<<<<

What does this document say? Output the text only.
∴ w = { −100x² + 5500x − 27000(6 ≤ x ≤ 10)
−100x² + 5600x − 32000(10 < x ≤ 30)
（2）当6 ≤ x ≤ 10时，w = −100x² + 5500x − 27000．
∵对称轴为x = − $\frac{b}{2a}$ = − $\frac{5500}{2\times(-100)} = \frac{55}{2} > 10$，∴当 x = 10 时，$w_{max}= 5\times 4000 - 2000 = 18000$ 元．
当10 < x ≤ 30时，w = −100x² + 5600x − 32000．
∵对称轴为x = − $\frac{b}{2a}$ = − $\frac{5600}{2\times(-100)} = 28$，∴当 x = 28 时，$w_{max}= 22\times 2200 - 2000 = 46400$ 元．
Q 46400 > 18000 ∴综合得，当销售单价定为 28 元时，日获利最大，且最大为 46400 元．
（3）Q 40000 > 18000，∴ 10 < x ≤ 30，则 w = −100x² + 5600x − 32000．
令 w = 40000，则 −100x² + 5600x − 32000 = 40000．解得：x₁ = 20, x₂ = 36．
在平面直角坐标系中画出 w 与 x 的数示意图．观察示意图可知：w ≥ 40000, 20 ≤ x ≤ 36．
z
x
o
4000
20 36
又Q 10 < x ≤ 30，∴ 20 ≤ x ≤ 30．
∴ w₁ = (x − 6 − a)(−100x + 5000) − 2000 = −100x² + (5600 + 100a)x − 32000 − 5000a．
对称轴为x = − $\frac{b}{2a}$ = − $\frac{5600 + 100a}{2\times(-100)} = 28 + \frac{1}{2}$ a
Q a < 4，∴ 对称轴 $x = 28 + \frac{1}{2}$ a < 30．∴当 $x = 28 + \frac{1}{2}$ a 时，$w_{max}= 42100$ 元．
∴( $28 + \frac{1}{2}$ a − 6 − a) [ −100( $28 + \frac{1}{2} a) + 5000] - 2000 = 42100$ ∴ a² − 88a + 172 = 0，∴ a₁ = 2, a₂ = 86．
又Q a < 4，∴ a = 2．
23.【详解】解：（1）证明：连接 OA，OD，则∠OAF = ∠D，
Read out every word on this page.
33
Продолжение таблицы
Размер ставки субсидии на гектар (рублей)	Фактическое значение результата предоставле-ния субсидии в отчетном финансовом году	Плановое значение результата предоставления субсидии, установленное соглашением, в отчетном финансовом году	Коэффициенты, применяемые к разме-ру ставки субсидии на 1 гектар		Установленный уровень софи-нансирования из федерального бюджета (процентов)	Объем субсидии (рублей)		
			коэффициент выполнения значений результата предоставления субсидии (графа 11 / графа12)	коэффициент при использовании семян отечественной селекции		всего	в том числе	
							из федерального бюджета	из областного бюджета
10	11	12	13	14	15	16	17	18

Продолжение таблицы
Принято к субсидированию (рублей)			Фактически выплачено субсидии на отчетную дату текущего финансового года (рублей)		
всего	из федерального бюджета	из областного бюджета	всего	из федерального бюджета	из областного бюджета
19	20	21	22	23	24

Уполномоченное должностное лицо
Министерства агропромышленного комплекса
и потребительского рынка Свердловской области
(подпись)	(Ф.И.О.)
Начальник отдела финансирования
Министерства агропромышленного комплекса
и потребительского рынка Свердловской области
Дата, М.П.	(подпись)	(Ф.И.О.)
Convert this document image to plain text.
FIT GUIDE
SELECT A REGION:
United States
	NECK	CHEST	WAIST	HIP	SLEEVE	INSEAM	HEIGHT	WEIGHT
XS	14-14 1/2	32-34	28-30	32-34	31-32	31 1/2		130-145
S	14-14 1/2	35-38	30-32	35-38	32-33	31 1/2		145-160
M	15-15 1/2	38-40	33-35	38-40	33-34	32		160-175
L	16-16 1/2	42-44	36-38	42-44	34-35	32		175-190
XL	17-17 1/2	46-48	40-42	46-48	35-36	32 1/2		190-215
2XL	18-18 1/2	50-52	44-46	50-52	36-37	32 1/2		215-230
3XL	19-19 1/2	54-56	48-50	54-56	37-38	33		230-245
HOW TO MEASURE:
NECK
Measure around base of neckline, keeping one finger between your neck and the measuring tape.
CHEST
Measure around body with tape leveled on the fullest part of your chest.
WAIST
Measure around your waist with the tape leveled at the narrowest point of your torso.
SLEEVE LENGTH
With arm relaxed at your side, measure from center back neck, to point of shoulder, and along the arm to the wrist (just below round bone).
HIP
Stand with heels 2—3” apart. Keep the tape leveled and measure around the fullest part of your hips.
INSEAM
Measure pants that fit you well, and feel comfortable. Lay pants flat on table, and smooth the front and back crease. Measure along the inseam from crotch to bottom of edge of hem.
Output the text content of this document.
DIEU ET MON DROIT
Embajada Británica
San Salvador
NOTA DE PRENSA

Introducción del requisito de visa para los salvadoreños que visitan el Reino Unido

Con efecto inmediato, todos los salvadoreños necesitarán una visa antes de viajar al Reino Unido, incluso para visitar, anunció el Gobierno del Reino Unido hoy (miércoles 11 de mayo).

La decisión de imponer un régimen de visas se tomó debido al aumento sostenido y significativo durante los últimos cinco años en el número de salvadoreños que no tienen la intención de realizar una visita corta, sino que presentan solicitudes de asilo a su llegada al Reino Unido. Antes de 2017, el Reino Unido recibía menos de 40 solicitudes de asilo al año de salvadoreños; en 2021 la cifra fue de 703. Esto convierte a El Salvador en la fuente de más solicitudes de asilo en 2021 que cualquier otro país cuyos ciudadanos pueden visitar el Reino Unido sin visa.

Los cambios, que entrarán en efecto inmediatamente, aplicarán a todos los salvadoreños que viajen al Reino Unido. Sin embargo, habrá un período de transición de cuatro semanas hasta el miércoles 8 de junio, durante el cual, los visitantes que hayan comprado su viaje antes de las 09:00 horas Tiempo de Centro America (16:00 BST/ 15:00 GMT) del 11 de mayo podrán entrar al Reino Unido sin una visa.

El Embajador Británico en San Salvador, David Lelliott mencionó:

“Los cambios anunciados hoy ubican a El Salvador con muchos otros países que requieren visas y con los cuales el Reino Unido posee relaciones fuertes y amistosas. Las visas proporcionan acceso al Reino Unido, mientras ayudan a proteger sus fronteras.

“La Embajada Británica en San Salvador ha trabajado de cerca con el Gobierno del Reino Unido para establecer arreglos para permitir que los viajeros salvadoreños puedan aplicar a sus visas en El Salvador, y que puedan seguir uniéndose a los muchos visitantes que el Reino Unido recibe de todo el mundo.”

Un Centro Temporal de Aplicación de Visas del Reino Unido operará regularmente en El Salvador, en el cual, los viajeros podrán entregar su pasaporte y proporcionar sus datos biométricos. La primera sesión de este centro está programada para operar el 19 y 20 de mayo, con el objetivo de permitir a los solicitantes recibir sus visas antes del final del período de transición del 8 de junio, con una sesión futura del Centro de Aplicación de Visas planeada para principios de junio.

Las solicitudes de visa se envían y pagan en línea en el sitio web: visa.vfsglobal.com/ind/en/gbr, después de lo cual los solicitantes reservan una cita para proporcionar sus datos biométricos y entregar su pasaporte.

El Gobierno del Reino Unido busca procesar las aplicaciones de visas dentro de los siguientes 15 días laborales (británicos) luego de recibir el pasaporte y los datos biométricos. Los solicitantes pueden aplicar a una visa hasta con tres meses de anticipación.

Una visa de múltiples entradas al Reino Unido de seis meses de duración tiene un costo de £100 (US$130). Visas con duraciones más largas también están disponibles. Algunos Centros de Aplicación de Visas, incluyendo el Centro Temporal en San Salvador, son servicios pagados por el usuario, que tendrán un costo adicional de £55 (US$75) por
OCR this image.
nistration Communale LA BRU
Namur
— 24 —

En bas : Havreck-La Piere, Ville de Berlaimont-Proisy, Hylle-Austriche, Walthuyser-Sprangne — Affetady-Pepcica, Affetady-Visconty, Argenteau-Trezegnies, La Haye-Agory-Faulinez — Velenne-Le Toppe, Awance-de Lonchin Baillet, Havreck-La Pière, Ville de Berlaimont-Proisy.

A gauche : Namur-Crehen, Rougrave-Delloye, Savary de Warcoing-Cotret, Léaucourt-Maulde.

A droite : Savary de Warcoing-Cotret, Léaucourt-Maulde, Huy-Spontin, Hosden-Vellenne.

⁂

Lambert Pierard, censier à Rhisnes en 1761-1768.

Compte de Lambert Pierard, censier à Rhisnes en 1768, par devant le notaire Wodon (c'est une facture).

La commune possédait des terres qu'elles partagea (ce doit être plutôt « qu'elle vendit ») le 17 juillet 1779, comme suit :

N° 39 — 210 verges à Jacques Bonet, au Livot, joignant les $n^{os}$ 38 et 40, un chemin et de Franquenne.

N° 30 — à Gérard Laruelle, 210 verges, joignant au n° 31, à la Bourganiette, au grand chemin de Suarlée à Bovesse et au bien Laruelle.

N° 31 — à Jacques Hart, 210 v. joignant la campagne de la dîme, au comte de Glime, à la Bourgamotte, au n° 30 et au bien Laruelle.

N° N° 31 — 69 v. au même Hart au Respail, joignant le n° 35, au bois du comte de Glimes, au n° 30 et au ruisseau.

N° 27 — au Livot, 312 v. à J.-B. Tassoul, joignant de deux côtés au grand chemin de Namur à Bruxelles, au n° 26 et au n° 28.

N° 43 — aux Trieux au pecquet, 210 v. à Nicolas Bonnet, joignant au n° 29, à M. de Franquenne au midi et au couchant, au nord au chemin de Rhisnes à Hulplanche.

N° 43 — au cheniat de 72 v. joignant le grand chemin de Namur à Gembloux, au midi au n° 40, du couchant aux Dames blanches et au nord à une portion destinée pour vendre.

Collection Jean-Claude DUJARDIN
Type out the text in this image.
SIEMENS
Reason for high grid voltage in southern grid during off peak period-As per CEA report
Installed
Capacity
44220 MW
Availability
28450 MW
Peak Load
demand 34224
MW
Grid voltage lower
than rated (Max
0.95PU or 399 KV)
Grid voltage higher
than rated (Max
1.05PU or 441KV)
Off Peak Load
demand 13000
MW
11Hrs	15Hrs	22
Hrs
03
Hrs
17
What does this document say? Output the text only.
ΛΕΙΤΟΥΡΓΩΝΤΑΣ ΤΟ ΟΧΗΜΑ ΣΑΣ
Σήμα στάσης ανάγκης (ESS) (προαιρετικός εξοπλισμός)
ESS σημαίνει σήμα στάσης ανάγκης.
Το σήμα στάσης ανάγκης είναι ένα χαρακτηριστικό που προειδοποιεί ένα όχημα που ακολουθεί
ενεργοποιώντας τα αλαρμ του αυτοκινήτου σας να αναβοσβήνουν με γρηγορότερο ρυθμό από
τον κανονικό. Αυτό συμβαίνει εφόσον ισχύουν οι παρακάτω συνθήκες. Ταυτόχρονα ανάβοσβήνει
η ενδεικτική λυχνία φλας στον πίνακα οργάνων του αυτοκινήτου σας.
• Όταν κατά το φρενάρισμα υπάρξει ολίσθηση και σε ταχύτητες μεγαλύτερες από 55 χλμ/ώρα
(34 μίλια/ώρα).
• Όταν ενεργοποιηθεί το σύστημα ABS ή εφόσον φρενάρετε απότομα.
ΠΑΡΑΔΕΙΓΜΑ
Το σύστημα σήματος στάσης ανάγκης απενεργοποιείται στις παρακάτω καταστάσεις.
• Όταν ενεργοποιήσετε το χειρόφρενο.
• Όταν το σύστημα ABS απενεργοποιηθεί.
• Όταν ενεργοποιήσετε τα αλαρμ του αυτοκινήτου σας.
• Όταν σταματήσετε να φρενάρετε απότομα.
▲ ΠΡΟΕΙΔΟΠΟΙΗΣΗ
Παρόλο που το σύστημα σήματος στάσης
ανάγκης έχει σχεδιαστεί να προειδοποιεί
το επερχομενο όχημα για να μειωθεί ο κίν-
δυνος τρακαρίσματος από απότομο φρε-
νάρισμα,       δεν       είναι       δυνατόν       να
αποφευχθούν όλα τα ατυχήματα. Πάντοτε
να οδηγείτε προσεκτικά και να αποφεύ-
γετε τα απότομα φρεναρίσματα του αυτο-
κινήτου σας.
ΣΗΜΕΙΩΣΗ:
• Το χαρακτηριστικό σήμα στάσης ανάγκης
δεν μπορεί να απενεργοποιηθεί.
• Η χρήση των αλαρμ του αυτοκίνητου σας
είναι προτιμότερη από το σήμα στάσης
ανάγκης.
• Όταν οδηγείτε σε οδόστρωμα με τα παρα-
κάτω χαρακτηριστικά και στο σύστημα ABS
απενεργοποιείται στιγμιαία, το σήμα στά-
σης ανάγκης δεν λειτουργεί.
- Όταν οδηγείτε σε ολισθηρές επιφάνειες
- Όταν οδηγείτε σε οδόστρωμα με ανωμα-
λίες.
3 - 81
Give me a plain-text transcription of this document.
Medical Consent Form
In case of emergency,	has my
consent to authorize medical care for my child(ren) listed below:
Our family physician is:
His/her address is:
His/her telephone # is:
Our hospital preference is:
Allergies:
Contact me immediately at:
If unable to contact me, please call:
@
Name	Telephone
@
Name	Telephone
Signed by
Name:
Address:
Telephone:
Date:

>>>>

__Written exercise__
Identify lines with the string "ανάγκης". Copy each one.

__Answer to this problem__
Σήμα στάσης ανάγκης (ESS) (προαιρετικός εξοπλισμός)
ESS σημαίνει σήμα στάσης ανάγκης.
Το σήμα στάσης ανάγκης είναι ένα χαρακτηριστικό που προειδοποιεί ένα όχημα που ακολουθεί
Το σύστημα σήματος στάσης ανάγκης απενεργοποιείται στις παρακάτω καταστάσεις.
ανάγκης έχει σχεδιαστεί να προειδοποιεί
• Το χαρακτηριστικό σήμα στάσης ανάγκης
ανάγκης.
σης ανάγκης δεν λειτουργεί.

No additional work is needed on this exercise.